[Dataset records of page text]
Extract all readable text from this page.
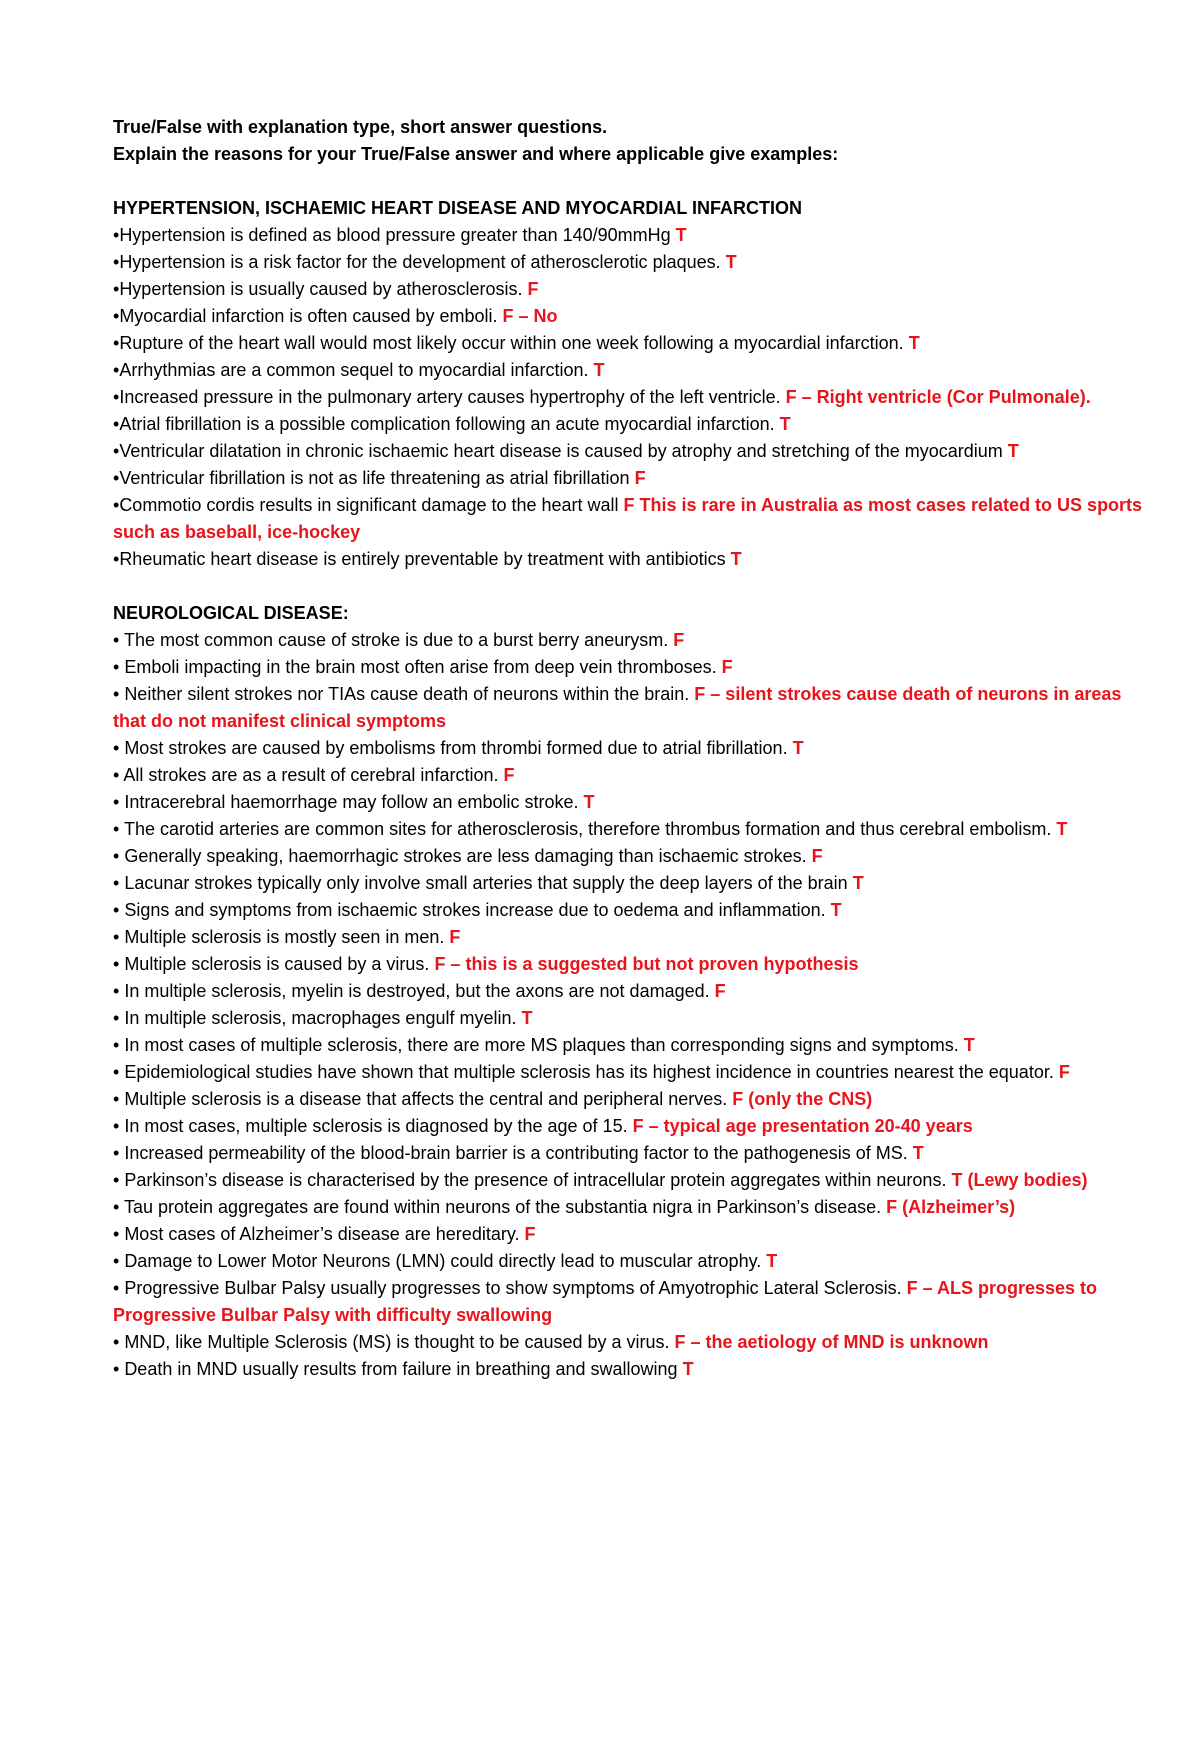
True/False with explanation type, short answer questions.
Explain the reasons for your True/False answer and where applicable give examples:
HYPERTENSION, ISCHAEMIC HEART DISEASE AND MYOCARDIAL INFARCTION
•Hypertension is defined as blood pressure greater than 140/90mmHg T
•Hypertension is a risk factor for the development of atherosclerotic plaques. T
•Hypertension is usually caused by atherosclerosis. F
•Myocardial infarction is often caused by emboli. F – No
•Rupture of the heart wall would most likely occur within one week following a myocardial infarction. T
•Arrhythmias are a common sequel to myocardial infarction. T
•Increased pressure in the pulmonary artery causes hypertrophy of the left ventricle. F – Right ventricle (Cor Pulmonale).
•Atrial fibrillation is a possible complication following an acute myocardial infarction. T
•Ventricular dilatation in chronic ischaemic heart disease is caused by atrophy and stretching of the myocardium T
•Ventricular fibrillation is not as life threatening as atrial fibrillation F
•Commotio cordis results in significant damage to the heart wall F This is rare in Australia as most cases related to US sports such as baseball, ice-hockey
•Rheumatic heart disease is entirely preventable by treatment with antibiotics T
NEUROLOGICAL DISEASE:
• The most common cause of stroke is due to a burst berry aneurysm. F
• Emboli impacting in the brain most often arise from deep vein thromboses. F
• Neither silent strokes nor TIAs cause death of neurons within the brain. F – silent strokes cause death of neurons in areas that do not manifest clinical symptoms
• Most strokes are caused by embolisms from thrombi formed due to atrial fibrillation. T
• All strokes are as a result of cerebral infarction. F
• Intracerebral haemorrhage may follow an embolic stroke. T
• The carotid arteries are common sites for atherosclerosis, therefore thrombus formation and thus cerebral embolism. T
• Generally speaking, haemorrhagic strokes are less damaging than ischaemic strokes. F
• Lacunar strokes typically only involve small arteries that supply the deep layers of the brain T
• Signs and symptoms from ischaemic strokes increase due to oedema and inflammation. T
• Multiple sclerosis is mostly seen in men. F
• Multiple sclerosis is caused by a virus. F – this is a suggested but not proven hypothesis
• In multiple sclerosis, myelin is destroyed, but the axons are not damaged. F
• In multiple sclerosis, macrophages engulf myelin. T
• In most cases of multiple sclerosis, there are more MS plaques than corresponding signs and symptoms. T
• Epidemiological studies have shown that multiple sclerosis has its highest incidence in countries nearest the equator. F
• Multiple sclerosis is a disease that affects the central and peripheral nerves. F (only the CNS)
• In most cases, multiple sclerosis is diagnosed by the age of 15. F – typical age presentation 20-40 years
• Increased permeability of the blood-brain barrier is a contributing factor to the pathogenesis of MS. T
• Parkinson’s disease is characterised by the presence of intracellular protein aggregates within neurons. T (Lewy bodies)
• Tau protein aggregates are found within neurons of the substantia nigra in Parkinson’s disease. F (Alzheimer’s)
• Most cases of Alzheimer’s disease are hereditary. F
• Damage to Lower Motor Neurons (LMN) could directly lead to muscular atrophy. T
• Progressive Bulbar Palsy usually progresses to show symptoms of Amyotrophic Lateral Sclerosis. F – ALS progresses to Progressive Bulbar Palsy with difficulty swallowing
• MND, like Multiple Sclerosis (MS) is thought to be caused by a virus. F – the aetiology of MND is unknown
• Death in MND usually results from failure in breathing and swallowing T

---

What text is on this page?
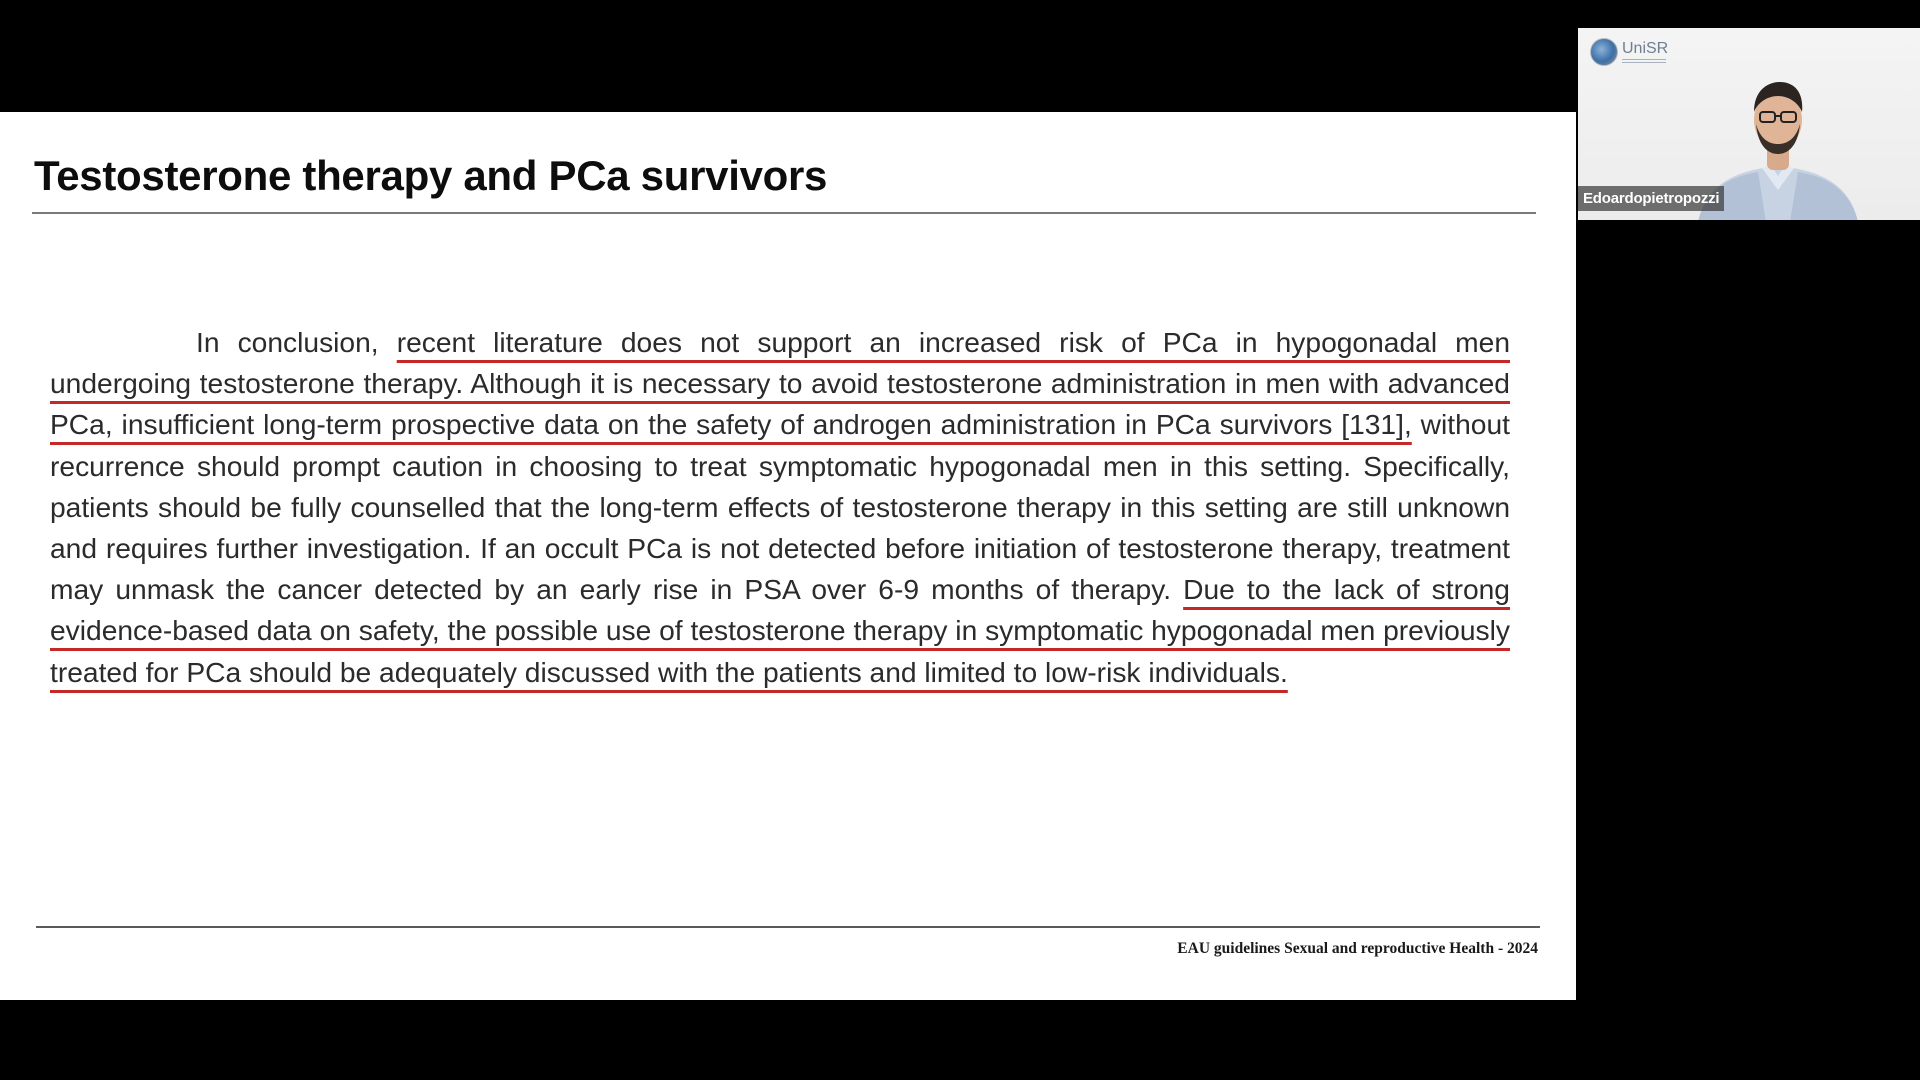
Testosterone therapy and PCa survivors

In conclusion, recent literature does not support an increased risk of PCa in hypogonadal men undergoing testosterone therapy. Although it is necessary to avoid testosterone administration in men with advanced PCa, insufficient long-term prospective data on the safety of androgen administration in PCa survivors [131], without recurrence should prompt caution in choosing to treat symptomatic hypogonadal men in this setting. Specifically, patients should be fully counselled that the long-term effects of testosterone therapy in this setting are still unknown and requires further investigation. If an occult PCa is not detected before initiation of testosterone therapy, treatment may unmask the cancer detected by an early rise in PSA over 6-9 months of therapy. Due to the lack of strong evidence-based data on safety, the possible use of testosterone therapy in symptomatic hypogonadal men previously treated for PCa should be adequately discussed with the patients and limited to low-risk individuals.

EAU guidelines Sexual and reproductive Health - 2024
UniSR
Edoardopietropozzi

ACTIVITY: Lines holding the word "from" in the entries above are the ones to pull out. Copy them all.

ANSWER FOR THE TASK:
Extract all readable text from this page.
• Emboli impacting in the brain most often arise from deep vein thromboses. F
• Most strokes are caused by embolisms from thrombi formed due to atrial fibrillation. T
• Signs and symptoms from ischaemic strokes increase due to oedema and inflammation. T
• Death in MND usually results from failure in breathing and swallowing T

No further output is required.